## Requirement
Pull out the lines from the one containing "Convert this document image to plain text." through the final line of the listing below and repeat them exactly. Leave the pictures behind.

## Supplied information
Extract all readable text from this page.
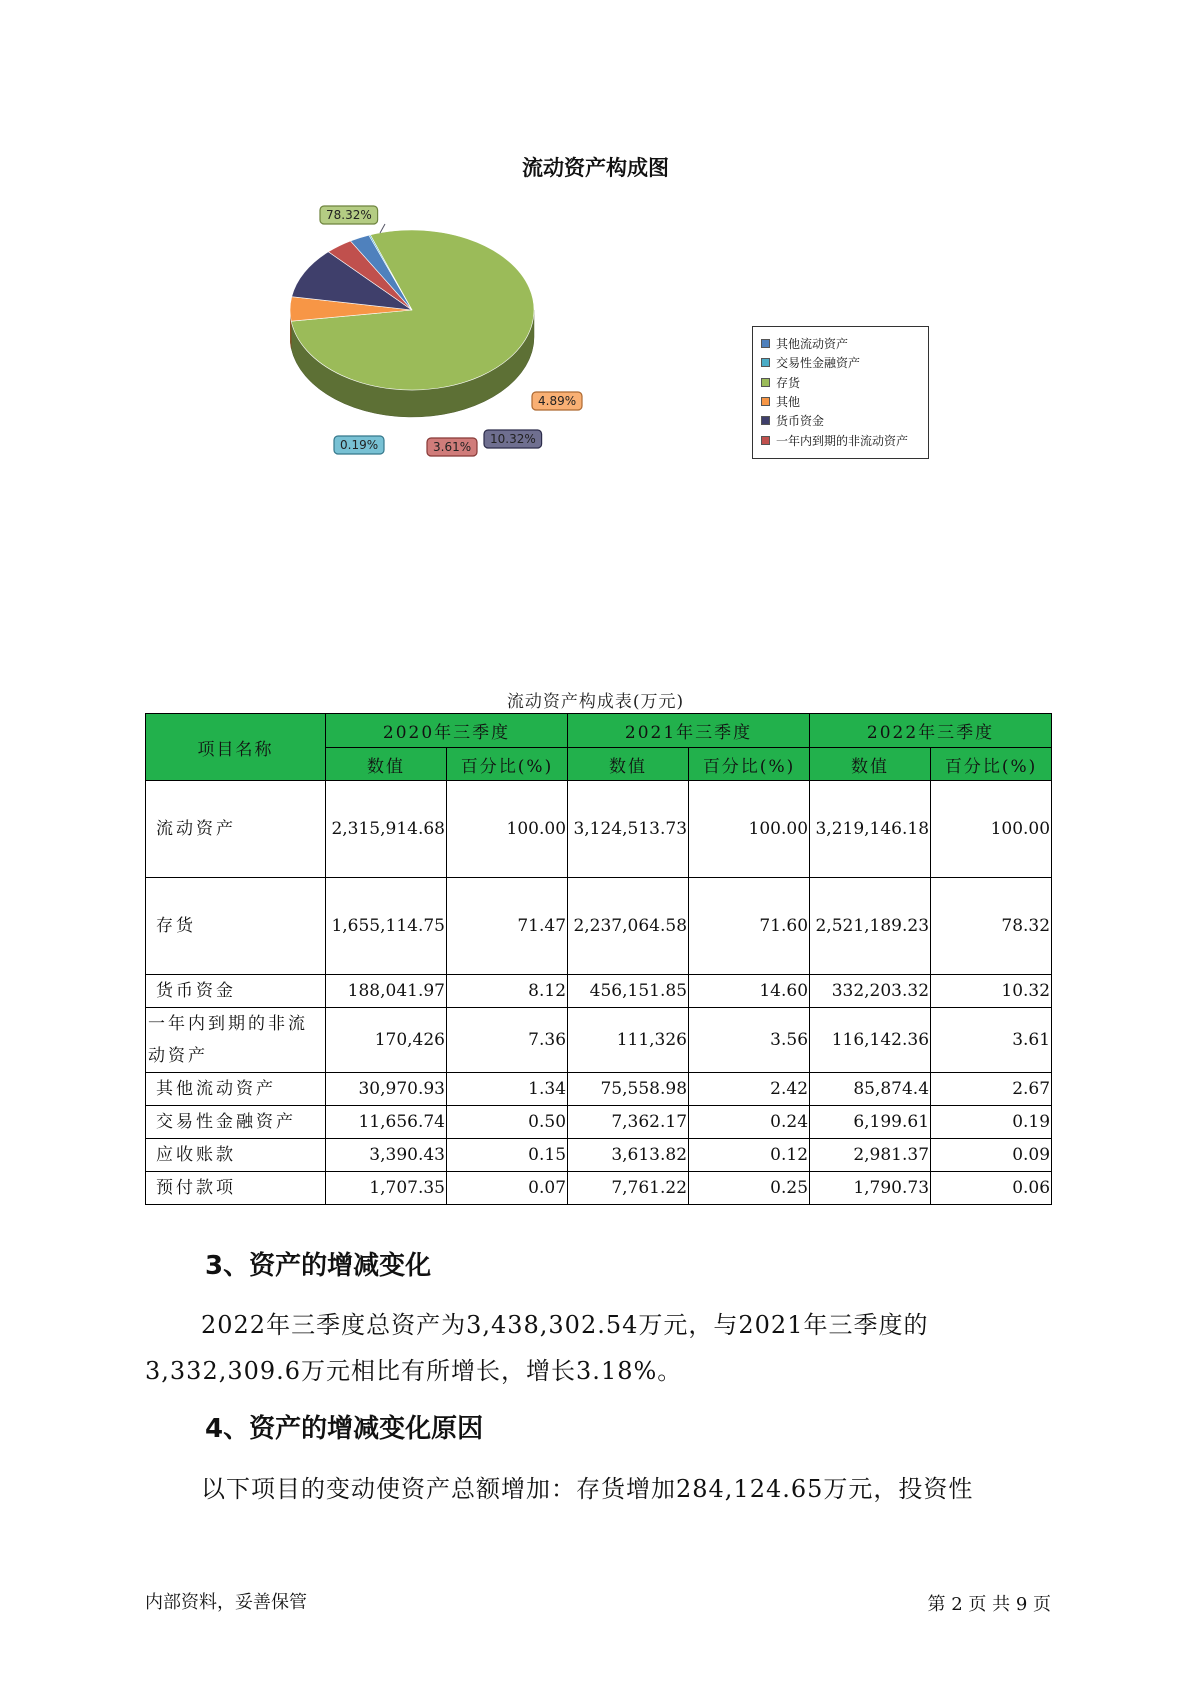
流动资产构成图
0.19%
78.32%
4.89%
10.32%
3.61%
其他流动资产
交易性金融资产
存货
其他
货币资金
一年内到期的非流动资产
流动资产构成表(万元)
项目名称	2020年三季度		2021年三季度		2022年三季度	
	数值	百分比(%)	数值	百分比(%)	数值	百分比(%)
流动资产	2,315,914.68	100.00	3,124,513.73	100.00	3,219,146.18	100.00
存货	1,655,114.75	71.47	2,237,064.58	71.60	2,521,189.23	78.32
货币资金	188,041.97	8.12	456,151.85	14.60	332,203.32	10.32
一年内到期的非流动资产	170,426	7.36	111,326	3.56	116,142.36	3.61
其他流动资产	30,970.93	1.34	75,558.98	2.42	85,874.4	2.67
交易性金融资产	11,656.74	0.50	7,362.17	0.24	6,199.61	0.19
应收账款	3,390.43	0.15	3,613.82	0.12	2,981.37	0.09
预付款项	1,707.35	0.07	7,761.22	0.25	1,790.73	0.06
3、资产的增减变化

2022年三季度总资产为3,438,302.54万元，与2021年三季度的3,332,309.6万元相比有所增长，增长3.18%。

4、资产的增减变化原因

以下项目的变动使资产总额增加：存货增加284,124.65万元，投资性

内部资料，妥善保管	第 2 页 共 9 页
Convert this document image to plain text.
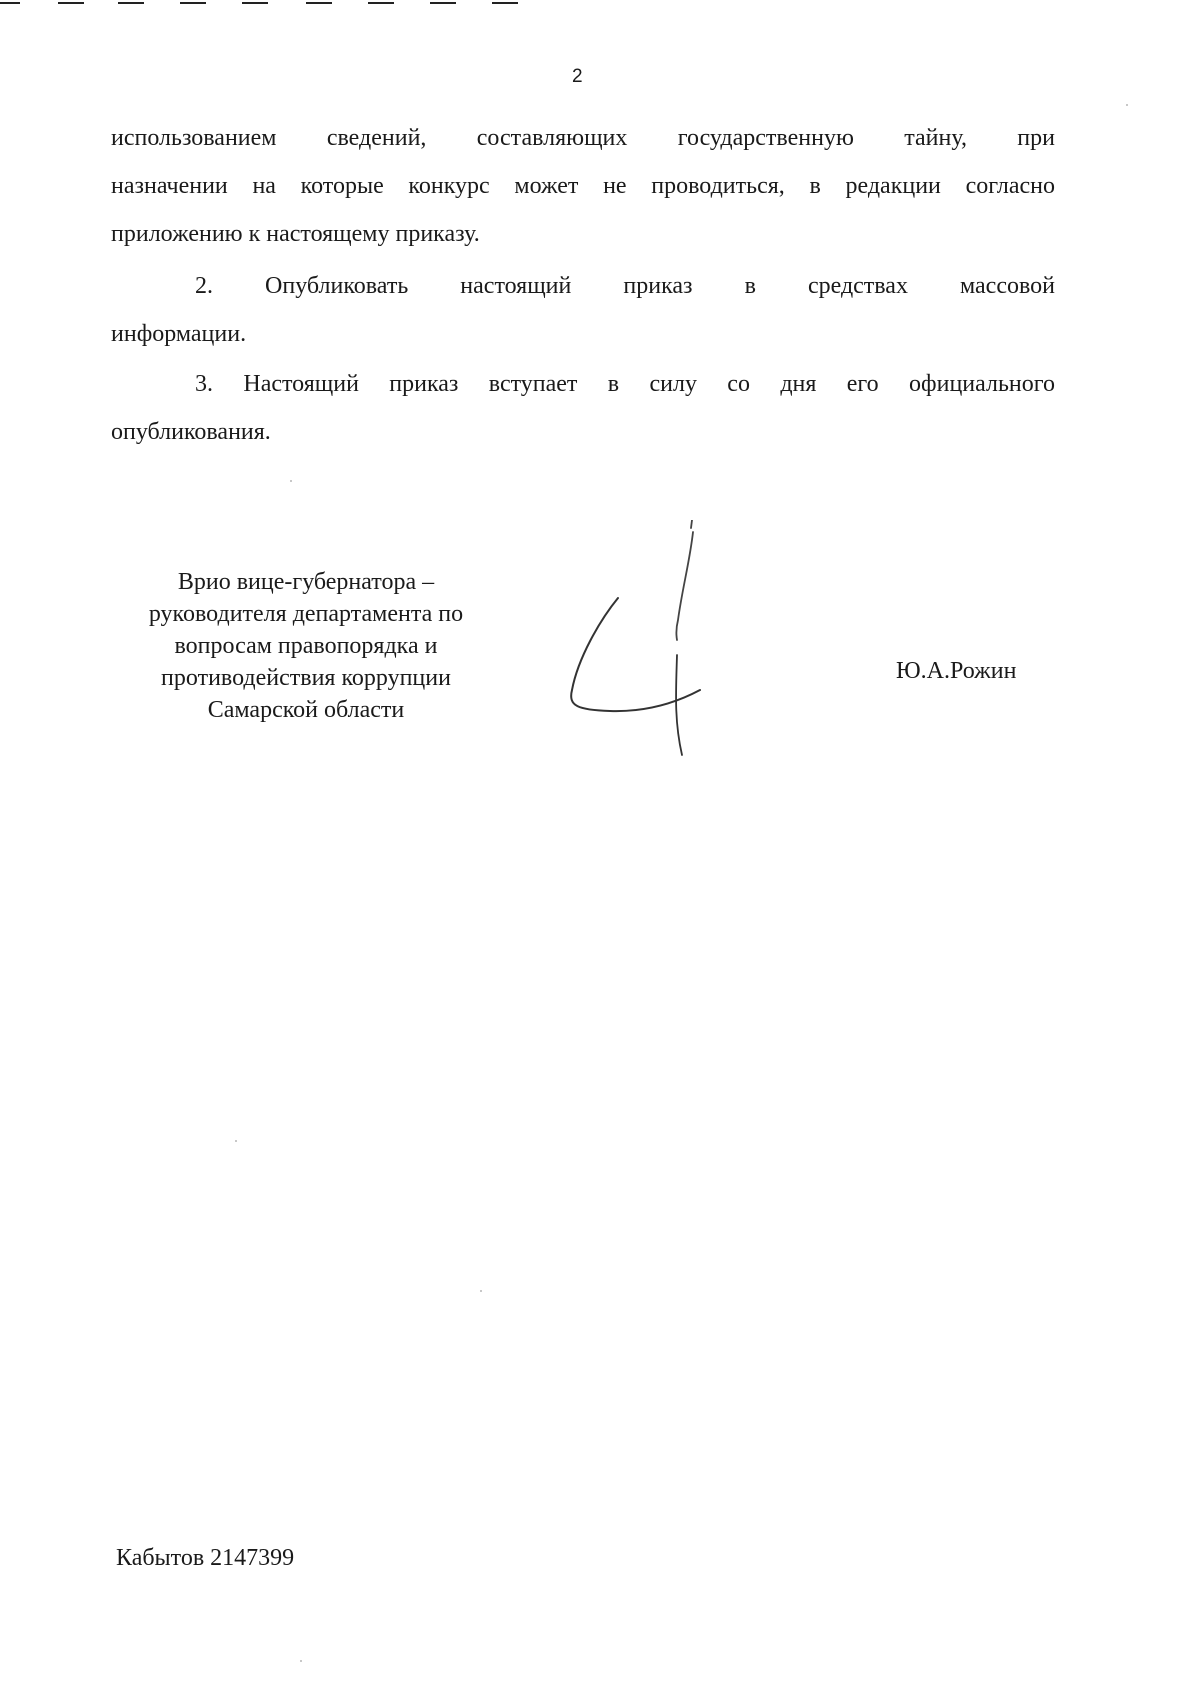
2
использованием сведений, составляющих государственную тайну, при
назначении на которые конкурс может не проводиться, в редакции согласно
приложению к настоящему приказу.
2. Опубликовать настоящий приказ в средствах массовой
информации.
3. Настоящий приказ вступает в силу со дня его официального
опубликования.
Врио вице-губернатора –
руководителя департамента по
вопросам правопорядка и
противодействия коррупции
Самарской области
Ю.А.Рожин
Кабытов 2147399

## Exercise result
Convert this document image to plain text.
2
использованием сведений, составляющих государственную тайну, при
назначении на которые конкурс может не проводиться, в редакции согласно
приложению к настоящему приказу.
2. Опубликовать настоящий приказ в средствах массовой
информации.
3. Настоящий приказ вступает в силу со дня его официального
опубликования.
Врио вице-губернатора –
руководителя департамента по
вопросам правопорядка и
противодействия коррупции
Самарской области
Ю.А.Рожин
Кабытов 2147399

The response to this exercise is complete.